**Task instructions:**
Read the records below. Copy each line where the string "פרגית" occurs.

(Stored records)
- - -

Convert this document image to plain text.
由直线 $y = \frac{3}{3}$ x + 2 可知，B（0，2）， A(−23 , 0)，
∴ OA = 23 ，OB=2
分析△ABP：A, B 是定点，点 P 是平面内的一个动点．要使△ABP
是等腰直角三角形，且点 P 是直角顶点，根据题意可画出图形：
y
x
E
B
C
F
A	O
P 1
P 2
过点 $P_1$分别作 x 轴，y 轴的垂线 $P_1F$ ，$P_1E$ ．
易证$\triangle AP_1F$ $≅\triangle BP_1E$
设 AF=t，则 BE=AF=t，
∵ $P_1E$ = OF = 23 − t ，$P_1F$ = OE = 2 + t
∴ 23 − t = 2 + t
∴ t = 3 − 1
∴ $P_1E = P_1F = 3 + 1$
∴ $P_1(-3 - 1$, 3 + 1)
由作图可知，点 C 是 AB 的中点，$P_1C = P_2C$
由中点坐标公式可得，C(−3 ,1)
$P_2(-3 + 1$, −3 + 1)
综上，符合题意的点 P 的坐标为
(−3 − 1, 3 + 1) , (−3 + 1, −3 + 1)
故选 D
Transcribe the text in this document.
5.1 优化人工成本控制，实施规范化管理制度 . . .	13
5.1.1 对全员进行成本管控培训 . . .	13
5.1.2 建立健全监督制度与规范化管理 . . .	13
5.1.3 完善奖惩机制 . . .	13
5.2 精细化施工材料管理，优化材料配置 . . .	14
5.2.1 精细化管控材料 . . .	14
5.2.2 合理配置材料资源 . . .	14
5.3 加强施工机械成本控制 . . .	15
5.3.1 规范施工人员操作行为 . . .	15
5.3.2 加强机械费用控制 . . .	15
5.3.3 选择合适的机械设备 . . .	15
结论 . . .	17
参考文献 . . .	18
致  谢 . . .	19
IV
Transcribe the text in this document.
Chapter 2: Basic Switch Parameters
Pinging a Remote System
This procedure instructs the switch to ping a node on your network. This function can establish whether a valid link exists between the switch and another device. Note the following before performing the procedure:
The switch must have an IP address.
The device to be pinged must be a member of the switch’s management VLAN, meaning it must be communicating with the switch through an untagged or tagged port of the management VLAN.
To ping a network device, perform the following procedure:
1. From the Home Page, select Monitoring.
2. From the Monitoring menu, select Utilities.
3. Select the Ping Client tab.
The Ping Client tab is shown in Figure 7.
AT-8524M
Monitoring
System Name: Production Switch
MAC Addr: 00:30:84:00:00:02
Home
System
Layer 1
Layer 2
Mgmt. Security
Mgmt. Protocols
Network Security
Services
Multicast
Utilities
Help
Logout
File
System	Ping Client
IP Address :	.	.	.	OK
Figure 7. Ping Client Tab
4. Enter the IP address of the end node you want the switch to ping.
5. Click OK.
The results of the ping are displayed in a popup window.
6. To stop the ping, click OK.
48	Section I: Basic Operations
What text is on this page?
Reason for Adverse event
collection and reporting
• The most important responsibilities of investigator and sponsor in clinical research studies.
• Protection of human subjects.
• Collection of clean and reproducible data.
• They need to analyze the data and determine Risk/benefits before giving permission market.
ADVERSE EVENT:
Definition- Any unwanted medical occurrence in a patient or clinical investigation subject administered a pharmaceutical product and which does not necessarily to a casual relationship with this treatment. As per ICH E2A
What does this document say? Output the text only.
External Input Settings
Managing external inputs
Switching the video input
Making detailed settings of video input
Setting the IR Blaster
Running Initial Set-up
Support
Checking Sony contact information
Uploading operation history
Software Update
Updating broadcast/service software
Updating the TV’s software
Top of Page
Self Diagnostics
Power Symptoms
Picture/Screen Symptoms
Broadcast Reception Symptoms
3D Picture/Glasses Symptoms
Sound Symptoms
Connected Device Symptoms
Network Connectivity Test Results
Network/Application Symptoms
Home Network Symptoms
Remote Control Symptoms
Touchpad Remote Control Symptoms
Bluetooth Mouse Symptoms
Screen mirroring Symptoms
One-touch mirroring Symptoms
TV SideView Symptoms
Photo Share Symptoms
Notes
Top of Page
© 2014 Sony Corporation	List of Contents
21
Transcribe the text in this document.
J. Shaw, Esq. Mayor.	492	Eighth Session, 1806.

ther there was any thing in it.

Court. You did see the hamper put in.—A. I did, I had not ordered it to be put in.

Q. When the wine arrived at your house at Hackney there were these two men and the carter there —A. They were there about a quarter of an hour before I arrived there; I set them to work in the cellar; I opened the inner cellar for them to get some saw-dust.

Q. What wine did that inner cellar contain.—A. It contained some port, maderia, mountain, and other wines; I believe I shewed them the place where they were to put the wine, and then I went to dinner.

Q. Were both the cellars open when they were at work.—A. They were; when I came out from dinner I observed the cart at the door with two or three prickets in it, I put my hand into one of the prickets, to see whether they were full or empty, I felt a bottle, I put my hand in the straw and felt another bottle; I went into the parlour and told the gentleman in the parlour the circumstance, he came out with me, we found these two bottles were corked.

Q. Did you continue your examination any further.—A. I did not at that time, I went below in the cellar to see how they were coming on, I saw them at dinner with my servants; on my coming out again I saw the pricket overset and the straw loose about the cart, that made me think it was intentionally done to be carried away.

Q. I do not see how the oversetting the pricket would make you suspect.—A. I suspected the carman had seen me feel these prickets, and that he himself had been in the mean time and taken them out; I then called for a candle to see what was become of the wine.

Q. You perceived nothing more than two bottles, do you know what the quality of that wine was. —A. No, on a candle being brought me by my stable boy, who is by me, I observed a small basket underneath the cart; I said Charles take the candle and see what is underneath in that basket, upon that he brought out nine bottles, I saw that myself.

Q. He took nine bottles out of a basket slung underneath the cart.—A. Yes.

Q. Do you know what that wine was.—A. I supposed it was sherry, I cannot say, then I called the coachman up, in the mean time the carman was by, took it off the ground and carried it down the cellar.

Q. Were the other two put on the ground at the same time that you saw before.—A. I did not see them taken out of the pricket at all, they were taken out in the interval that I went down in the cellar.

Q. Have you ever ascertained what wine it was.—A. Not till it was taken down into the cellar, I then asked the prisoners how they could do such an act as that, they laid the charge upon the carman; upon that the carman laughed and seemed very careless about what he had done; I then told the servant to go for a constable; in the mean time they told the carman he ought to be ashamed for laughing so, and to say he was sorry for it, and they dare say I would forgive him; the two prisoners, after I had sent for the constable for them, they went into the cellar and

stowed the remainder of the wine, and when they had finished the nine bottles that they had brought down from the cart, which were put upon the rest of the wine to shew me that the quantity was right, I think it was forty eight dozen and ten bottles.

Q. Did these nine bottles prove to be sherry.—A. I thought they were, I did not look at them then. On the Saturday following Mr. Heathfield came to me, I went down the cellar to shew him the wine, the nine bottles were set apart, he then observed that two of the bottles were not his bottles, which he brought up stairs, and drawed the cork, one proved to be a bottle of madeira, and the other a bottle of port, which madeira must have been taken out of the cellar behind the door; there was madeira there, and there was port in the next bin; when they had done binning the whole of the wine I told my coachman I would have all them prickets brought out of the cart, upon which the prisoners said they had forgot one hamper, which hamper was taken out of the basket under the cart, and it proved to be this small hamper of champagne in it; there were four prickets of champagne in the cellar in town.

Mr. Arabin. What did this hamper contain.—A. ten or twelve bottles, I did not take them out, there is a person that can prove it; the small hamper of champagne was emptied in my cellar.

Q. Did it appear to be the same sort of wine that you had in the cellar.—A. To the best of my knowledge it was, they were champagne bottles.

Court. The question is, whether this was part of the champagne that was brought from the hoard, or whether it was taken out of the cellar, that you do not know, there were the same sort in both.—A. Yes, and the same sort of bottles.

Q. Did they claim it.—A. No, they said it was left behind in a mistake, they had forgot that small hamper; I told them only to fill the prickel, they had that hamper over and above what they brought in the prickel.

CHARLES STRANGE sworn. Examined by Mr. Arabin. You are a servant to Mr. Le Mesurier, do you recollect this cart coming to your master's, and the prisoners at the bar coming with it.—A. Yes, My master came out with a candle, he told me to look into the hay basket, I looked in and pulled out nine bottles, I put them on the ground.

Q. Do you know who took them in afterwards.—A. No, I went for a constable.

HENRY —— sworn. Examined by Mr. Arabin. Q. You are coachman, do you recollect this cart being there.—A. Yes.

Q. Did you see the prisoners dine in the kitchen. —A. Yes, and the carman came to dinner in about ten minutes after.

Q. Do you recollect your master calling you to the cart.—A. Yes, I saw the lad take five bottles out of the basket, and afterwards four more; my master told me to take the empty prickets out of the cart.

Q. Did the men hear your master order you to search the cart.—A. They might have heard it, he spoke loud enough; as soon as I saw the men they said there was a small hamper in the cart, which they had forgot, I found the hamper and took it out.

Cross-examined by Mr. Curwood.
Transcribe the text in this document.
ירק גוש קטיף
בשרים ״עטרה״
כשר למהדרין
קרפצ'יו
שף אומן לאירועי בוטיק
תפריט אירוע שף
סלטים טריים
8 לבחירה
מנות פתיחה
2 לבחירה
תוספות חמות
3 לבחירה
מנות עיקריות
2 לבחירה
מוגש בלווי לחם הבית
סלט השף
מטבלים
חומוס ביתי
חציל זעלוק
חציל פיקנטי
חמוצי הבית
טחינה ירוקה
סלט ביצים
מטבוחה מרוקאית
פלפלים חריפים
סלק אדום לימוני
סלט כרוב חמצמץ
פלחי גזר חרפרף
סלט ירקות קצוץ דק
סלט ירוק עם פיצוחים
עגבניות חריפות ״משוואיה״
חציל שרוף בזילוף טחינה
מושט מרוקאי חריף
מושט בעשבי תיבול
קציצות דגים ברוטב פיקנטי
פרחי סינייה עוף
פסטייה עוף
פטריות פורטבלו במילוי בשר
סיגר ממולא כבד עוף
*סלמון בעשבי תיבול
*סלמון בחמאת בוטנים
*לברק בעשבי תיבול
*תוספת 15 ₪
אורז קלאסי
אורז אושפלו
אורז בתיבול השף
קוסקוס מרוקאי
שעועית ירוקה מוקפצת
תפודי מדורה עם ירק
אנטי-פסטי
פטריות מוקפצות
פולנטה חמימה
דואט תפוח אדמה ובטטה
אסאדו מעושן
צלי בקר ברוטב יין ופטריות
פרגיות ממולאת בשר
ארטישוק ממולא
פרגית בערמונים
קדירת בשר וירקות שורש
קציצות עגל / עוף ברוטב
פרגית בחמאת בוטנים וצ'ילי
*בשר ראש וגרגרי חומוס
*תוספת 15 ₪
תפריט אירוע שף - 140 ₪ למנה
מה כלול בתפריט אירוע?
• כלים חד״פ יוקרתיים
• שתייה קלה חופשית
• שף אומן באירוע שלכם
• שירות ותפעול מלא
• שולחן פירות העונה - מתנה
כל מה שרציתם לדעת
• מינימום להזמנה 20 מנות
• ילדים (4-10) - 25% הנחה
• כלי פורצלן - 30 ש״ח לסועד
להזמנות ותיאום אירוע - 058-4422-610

- - -

**Solved problem:**
פרגית בערמונים
פרגית בחמאת בוטנים וצ'ילי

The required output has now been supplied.